Find the string "Fully" in the entries and copy each line that has it.

##########

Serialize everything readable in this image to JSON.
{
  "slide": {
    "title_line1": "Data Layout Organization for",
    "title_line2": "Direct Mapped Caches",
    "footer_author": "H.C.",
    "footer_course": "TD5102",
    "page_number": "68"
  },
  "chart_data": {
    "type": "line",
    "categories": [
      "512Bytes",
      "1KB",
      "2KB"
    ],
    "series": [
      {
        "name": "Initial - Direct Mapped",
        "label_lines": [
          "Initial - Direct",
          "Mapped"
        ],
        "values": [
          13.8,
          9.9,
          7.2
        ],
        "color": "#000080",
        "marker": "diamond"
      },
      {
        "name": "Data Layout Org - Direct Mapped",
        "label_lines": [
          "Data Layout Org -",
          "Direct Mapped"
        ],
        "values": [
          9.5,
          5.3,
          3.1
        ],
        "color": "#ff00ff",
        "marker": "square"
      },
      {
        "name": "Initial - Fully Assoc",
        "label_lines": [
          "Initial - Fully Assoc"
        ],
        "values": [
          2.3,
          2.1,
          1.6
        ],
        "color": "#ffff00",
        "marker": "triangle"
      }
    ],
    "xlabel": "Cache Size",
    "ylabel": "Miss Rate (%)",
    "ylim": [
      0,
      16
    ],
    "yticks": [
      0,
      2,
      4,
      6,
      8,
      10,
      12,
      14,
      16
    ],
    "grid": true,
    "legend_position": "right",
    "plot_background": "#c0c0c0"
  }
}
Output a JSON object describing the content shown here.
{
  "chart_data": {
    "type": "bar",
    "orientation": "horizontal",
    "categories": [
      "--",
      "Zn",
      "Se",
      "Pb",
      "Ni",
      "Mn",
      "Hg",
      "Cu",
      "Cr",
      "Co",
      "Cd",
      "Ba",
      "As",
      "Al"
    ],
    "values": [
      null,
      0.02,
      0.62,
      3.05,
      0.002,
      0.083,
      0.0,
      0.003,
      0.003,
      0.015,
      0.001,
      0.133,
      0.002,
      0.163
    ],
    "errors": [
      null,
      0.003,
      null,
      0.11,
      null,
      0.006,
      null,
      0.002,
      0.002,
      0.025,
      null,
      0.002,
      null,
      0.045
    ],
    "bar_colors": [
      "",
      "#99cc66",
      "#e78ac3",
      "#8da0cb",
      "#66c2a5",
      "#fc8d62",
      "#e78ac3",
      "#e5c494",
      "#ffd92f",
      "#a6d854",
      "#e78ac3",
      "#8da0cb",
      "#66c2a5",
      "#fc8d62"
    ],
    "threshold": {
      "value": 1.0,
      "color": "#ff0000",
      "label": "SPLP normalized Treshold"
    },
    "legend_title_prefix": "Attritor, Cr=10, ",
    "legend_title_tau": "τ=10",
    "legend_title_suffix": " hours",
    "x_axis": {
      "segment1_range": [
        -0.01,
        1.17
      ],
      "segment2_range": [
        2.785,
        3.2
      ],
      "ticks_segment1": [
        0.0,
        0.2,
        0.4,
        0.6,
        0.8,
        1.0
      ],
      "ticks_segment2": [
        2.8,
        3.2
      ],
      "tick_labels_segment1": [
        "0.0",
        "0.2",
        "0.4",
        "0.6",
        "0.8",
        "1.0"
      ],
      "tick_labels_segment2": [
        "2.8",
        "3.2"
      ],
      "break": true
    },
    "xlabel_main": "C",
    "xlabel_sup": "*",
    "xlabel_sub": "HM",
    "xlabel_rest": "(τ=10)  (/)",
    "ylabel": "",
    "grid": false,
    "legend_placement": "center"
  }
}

##########

* The answer:
        "name": "Initial - Fully Assoc",
          "Initial - Fully Assoc"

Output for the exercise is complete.